Text passage >>
The emitter electrode 6 may be formed by depositing, for example, an alloy of aluminum and silicon (Al—Si based alloy) on the barrier metal 5 by sputtering or vapor deposition such as PVD. Further forming a nickel alloy (Ni alloy) on the formed alloy of aluminum and silicon by electroless plating or electroplating may form the emitter electrode 6. When the emitter electrode 6 is formed by plating, a thick metal film can be easily formed as the emitter electrode 6. This can increase the thermal capacity of the emitter electrode 6, and thereby improve the heat resistance. When the emitter electrode 6 made of an alloy of aluminum and silicon is formed by PVD and then a nickel alloy is further formed by plating on the emitter electrode 6, the plating for forming the nickel alloy may be performed after the back surface of the semiconductor substrate is treated.

Next, grinding the back surface of the semiconductor substrate thins the semiconductor substrate to a designed predetermined thickness as illustrated in FIG. 16A. The thickness of the ground semiconductor substrate may range, for example, from 80 μm to 200 μm.

Next, implanting n-type impurities from the back surface of the semiconductor substrate forms the n-type buffer layer 3 as illustrated in FIG. 16B. Then, implanting p-type impurities from the back surface of the semiconductor substrate forms the p-type collector layer 16. The n-type buffer layer 3 may be formed in, for example, the IGBT region 10, the diode region 20, and the terminal region 30, or formed only in the IGBT region 10 or the diode region 20. The n-type buffer layer 3 may be formed by implanting, for example, phosphorus (P) ion, proton (H⁺), or both proton and phosphorus. Proton can be implanted from the back surface of the semiconductor substrate to a depth with relatively low acceleration energy. Furthermore, changing the acceleration energy can relatively easily change the depth at which proton is implanted. Thus, when the n-type buffer layer 3 is formed from proton, implanting proton a plurality of times while the acceleration energy is being changed can form the n-type buffer layer 3 thicker in the thickness direction of the semiconductor substrate than that formed from phosphorus.

Dataset excerpts >>

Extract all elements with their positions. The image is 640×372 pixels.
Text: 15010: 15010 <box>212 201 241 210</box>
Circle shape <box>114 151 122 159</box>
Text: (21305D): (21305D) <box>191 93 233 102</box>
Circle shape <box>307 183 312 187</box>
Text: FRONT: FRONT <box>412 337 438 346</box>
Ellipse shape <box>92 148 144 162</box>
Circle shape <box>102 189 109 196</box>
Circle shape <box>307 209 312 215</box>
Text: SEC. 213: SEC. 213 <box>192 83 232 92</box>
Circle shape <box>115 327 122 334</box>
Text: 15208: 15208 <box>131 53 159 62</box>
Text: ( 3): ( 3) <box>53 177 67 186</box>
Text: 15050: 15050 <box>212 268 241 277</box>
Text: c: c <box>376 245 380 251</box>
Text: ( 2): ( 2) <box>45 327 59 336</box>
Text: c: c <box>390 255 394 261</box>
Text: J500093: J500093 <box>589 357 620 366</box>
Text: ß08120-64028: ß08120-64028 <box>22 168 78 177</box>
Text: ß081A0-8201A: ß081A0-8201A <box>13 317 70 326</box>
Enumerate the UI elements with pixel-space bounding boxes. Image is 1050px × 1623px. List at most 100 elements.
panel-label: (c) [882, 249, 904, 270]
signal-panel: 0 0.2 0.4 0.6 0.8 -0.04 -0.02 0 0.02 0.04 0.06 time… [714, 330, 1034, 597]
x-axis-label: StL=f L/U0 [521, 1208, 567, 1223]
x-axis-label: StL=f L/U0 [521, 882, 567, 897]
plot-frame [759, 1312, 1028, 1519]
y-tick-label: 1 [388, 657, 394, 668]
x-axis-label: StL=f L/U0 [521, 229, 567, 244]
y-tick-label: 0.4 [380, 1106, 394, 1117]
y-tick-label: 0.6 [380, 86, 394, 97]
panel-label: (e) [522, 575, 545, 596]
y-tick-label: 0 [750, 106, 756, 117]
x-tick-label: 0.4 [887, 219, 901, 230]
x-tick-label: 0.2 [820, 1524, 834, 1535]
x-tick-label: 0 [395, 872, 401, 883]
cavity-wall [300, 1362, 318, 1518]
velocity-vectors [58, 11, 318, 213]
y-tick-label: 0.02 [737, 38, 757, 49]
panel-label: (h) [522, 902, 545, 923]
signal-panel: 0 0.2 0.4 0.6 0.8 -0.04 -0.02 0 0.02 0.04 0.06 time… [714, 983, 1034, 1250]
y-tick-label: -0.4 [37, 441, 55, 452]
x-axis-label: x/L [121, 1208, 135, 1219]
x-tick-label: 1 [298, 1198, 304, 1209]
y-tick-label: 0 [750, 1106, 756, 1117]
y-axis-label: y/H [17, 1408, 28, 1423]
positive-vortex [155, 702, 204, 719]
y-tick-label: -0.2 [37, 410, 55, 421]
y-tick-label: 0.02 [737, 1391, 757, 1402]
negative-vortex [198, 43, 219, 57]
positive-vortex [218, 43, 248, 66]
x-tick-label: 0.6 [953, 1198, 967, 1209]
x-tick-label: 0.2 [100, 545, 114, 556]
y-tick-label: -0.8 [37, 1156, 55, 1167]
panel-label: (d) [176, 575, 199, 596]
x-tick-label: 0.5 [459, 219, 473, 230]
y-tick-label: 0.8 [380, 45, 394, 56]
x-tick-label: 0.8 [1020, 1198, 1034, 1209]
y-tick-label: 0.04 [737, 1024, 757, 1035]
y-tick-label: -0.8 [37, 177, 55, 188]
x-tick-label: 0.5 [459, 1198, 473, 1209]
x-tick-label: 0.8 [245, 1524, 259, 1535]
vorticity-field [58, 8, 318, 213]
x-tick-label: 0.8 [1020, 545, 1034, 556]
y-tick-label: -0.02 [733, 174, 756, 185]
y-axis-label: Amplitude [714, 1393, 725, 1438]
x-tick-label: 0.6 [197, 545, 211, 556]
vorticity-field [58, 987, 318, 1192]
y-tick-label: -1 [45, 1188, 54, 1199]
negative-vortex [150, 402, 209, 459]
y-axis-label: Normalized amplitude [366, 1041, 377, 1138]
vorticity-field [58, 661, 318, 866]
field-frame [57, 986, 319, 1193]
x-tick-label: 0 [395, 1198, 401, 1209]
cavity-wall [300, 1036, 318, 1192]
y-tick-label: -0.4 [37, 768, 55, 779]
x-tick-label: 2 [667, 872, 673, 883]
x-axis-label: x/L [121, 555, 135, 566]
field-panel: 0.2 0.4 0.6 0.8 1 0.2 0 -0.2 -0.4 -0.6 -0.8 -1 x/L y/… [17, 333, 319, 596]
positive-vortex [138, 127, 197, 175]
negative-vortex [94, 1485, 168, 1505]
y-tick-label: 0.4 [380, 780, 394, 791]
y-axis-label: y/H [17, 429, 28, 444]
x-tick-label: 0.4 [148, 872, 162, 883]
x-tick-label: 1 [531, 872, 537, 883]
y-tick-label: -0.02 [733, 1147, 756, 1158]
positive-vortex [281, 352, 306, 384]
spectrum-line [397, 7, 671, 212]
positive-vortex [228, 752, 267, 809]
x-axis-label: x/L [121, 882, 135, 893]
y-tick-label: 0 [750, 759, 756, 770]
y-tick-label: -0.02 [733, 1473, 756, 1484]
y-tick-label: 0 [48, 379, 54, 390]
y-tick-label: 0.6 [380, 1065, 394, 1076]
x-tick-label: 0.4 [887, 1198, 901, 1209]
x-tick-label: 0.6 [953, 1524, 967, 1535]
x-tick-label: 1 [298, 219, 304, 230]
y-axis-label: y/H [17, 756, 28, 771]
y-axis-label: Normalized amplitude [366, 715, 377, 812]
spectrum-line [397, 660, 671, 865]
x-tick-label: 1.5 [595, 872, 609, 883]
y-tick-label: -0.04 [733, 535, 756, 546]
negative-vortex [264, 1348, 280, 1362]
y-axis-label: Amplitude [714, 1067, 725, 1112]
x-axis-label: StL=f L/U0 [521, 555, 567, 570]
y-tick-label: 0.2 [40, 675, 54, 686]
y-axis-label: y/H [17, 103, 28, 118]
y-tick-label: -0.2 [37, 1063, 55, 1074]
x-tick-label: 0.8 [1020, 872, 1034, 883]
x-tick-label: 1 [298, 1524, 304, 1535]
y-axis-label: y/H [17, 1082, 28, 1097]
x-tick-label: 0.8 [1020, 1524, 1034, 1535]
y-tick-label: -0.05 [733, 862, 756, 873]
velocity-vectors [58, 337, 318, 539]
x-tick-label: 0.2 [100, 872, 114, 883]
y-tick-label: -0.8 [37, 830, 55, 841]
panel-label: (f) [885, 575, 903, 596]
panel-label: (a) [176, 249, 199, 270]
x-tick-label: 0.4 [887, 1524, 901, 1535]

Problems >>
**a)** According to the semiconductor fabrication passage, what thickness range may the semiconductor substrate have after its back surface is ground?
**b)** Continue the semiconductor fabrication passage from its final sentence.

Exercise responses >>
**a)** From 80 μm to 200 μm.

**b)**
Since phosphorus can increase an activation ratio of n-type impurities more than that by proton, forming the n-type buffer layer 3 from phosphorus can suppress punch-through of a depletion layer even in the thinned semiconductor substrate. To further thin the semiconductor substrate, it is preferred to form the n-type buffer layer 3 by implanting both proton and phosphorus. Here, proton is implanted deeper than phosphorus from the back surface.

The p-type collector layer 16 may be formed by implanting, for example, boron (B). The p-type collector layer 16 is also formed in the terminal region 30 as the p-type terminal collector layer 16a. Irradiating the back surface of the semiconductor substrate in which ions have been implanted with laser light to laser anneal the back surface activates the implanted ions and forms the p-type collector layer 16.

When phosphorus is implanted at a relatively shallow depth from the back surface of the semiconductor substrate, the laser annealing simultaneously activates phosphorus. Proton is activated at a relatively low annealing temperature ranging from 350° C. to 500° C. When proton is implanted, it is necessary to prevent the temperature of the whole semiconductor substrate from becoming higher than 350° C. to 500° C. in the latter steps other than the step of activating proton. Since the laser annealing can increase the temperature of only the vicinity of the back surface of the semiconductor substrate, the laser annealing is applicable to activation of n-type impurities or p-type impurities even after proton is implanted.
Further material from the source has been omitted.